Data for this task: Begin

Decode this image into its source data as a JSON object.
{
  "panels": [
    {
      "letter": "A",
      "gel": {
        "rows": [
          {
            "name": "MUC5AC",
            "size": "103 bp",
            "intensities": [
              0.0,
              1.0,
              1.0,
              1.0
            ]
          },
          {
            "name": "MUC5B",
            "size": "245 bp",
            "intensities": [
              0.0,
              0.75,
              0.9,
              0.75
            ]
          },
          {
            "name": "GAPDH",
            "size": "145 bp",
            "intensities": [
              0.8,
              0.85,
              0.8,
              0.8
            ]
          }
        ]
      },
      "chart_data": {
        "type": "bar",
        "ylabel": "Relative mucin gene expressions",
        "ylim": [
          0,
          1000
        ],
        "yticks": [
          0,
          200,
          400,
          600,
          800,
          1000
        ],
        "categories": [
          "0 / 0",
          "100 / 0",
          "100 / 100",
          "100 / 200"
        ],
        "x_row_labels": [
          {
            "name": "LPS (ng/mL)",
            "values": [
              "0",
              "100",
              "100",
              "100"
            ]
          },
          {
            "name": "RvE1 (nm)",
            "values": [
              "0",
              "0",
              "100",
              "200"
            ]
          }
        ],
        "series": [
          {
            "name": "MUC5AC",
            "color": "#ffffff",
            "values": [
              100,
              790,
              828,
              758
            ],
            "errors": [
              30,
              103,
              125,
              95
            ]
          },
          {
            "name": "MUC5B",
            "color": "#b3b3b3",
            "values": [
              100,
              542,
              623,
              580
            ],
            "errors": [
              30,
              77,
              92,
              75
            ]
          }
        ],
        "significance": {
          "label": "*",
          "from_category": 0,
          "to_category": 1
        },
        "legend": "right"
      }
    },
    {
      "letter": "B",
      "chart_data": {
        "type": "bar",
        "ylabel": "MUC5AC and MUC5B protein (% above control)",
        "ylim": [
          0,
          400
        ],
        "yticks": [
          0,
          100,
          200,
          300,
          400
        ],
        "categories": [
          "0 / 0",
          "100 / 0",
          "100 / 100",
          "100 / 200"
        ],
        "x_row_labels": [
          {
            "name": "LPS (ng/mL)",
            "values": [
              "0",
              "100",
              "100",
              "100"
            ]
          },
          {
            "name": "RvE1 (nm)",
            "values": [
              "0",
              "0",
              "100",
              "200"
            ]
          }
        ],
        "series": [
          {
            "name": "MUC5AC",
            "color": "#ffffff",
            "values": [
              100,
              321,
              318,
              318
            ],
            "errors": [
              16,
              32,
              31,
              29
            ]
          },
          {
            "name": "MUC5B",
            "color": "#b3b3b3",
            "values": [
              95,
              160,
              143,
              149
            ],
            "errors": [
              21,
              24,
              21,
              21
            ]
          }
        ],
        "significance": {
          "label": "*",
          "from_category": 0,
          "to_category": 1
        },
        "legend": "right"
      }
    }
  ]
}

Data for this task: End

Directions for this task: Exact reproduction of every entry is needed.

Answer section:
Decode this image into its source data as a JSON object.
{
  "panels": [
    {
      "letter": "A",
      "gel": {
        "rows": [
          {
            "name": "MUC5AC",
            "size": "103 bp",
            "intensities": [
              0.0,
              1.0,
              1.0,
              1.0
            ]
          },
          {
            "name": "MUC5B",
            "size": "245 bp",
            "intensities": [
              0.0,
              0.75,
              0.9,
              0.75
            ]
          },
          {
            "name": "GAPDH",
            "size": "145 bp",
            "intensities": [
              0.8,
              0.85,
              0.8,
              0.8
            ]
          }
        ]
      },
      "chart_data": {
        "type": "bar",
        "ylabel": "Relative mucin gene expressions",
        "ylim": [
          0,
          1000
        ],
        "yticks": [
          0,
          200,
          400,
          600,
          800,
          1000
        ],
        "categories": [
          "0 / 0",
          "100 / 0",
          "100 / 100",
          "100 / 200"
        ],
        "x_row_labels": [
          {
            "name": "LPS (ng/mL)",
            "values": [
              "0",
              "100",
              "100",
              "100"
            ]
          },
          {
            "name": "RvE1 (nm)",
            "values": [
              "0",
              "0",
              "100",
              "200"
            ]
          }
        ],
        "series": [
          {
            "name": "MUC5AC",
            "color": "#ffffff",
            "values": [
              100,
              790,
              828,
              758
            ],
            "errors": [
              30,
              103,
              125,
              95
            ]
          },
          {
            "name": "MUC5B",
            "color": "#b3b3b3",
            "values": [
              100,
              542,
              623,
              580
            ],
            "errors": [
              30,
              77,
              92,
              75
            ]
          }
        ],
        "significance": {
          "label": "*",
          "from_category": 0,
          "to_category": 1
        },
        "legend": "right"
      }
    },
    {
      "letter": "B",
      "chart_data": {
        "type": "bar",
        "ylabel": "MUC5AC and MUC5B protein (% above control)",
        "ylim": [
          0,
          400
        ],
        "yticks": [
          0,
          100,
          200,
          300,
          400
        ],
        "categories": [
          "0 / 0",
          "100 / 0",
          "100 / 100",
          "100 / 200"
        ],
        "x_row_labels": [
          {
            "name": "LPS (ng/mL)",
            "values": [
              "0",
              "100",
              "100",
              "100"
            ]
          },
          {
            "name": "RvE1 (nm)",
            "values": [
              "0",
              "0",
              "100",
              "200"
            ]
          }
        ],
        "series": [
          {
            "name": "MUC5AC",
            "color": "#ffffff",
            "values": [
              100,
              321,
              318,
              318
            ],
            "errors": [
              16,
              32,
              31,
              29
            ]
          },
          {
            "name": "MUC5B",
            "color": "#b3b3b3",
            "values": [
              95,
              160,
              143,
              149
            ],
            "errors": [
              21,
              24,
              21,
              21
            ]
          }
        ],
        "significance": {
          "label": "*",
          "from_category": 0,
          "to_category": 1
        },
        "legend": "right"
      }
    }
  ]
}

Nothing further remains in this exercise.